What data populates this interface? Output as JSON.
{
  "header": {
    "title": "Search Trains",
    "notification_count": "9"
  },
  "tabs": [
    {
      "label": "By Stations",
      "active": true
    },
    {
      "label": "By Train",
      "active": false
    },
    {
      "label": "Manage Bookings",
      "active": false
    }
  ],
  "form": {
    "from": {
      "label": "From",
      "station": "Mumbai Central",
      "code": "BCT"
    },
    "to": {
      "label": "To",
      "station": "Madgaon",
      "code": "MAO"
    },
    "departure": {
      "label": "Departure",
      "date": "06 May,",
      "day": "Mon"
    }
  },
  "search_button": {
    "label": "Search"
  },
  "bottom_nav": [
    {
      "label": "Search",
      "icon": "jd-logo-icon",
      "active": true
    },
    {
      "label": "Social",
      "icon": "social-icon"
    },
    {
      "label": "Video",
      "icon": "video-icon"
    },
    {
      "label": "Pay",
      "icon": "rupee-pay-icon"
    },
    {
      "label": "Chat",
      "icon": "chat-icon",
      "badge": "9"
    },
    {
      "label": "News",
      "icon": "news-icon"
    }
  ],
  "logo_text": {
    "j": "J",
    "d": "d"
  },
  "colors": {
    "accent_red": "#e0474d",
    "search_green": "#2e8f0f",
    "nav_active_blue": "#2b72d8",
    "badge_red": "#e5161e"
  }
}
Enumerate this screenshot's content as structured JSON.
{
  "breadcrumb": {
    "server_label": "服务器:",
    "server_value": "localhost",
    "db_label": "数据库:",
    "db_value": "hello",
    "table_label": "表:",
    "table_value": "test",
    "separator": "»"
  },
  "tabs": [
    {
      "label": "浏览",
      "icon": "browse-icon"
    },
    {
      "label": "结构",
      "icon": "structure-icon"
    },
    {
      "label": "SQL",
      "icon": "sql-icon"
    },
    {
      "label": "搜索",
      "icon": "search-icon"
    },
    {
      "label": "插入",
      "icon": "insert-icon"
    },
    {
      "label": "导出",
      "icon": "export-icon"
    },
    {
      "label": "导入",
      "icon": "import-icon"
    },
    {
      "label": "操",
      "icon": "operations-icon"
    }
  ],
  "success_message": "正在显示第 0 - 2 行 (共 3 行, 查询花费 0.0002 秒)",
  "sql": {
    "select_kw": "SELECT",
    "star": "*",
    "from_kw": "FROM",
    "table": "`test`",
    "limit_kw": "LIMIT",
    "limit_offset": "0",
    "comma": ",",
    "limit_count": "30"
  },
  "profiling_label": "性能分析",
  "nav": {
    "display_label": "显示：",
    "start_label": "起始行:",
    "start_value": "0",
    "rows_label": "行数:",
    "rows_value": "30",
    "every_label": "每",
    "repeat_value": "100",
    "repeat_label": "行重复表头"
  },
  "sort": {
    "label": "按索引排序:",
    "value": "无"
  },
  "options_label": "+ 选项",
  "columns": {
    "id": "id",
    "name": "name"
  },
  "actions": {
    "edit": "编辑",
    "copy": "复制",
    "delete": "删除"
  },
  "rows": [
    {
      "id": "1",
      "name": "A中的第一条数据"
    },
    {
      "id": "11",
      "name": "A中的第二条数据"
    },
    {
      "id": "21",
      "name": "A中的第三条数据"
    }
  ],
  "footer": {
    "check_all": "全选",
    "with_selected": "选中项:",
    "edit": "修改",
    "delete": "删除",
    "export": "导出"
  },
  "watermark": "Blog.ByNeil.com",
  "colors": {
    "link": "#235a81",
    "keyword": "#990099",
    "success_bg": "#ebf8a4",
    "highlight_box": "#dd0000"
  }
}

» GOAL OF THE EXERCISE
Copy the entries above exactly, leaving none out.

» COMPLETED EXERCISE
What data populates this interface? Output as JSON.
{
  "header": {
    "title": "Search Trains",
    "notification_count": "9"
  },
  "tabs": [
    {
      "label": "By Stations",
      "active": true
    },
    {
      "label": "By Train",
      "active": false
    },
    {
      "label": "Manage Bookings",
      "active": false
    }
  ],
  "form": {
    "from": {
      "label": "From",
      "station": "Mumbai Central",
      "code": "BCT"
    },
    "to": {
      "label": "To",
      "station": "Madgaon",
      "code": "MAO"
    },
    "departure": {
      "label": "Departure",
      "date": "06 May,",
      "day": "Mon"
    }
  },
  "search_button": {
    "label": "Search"
  },
  "bottom_nav": [
    {
      "label": "Search",
      "icon": "jd-logo-icon",
      "active": true
    },
    {
      "label": "Social",
      "icon": "social-icon"
    },
    {
      "label": "Video",
      "icon": "video-icon"
    },
    {
      "label": "Pay",
      "icon": "rupee-pay-icon"
    },
    {
      "label": "Chat",
      "icon": "chat-icon",
      "badge": "9"
    },
    {
      "label": "News",
      "icon": "news-icon"
    }
  ],
  "logo_text": {
    "j": "J",
    "d": "d"
  },
  "colors": {
    "accent_red": "#e0474d",
    "search_green": "#2e8f0f",
    "nav_active_blue": "#2b72d8",
    "badge_red": "#e5161e"
  }
}
Enumerate this screenshot's content as structured JSON.
{
  "breadcrumb": {
    "server_label": "服务器:",
    "server_value": "localhost",
    "db_label": "数据库:",
    "db_value": "hello",
    "table_label": "表:",
    "table_value": "test",
    "separator": "»"
  },
  "tabs": [
    {
      "label": "浏览",
      "icon": "browse-icon"
    },
    {
      "label": "结构",
      "icon": "structure-icon"
    },
    {
      "label": "SQL",
      "icon": "sql-icon"
    },
    {
      "label": "搜索",
      "icon": "search-icon"
    },
    {
      "label": "插入",
      "icon": "insert-icon"
    },
    {
      "label": "导出",
      "icon": "export-icon"
    },
    {
      "label": "导入",
      "icon": "import-icon"
    },
    {
      "label": "操",
      "icon": "operations-icon"
    }
  ],
  "success_message": "正在显示第 0 - 2 行 (共 3 行, 查询花费 0.0002 秒)",
  "sql": {
    "select_kw": "SELECT",
    "star": "*",
    "from_kw": "FROM",
    "table": "`test`",
    "limit_kw": "LIMIT",
    "limit_offset": "0",
    "comma": ",",
    "limit_count": "30"
  },
  "profiling_label": "性能分析",
  "nav": {
    "display_label": "显示：",
    "start_label": "起始行:",
    "start_value": "0",
    "rows_label": "行数:",
    "rows_value": "30",
    "every_label": "每",
    "repeat_value": "100",
    "repeat_label": "行重复表头"
  },
  "sort": {
    "label": "按索引排序:",
    "value": "无"
  },
  "options_label": "+ 选项",
  "columns": {
    "id": "id",
    "name": "name"
  },
  "actions": {
    "edit": "编辑",
    "copy": "复制",
    "delete": "删除"
  },
  "rows": [
    {
      "id": "1",
      "name": "A中的第一条数据"
    },
    {
      "id": "11",
      "name": "A中的第二条数据"
    },
    {
      "id": "21",
      "name": "A中的第三条数据"
    }
  ],
  "footer": {
    "check_all": "全选",
    "with_selected": "选中项:",
    "edit": "修改",
    "delete": "删除",
    "export": "导出"
  },
  "watermark": "Blog.ByNeil.com",
  "colors": {
    "link": "#235a81",
    "keyword": "#990099",
    "success_bg": "#ebf8a4",
    "highlight_box": "#dd0000"
  }
}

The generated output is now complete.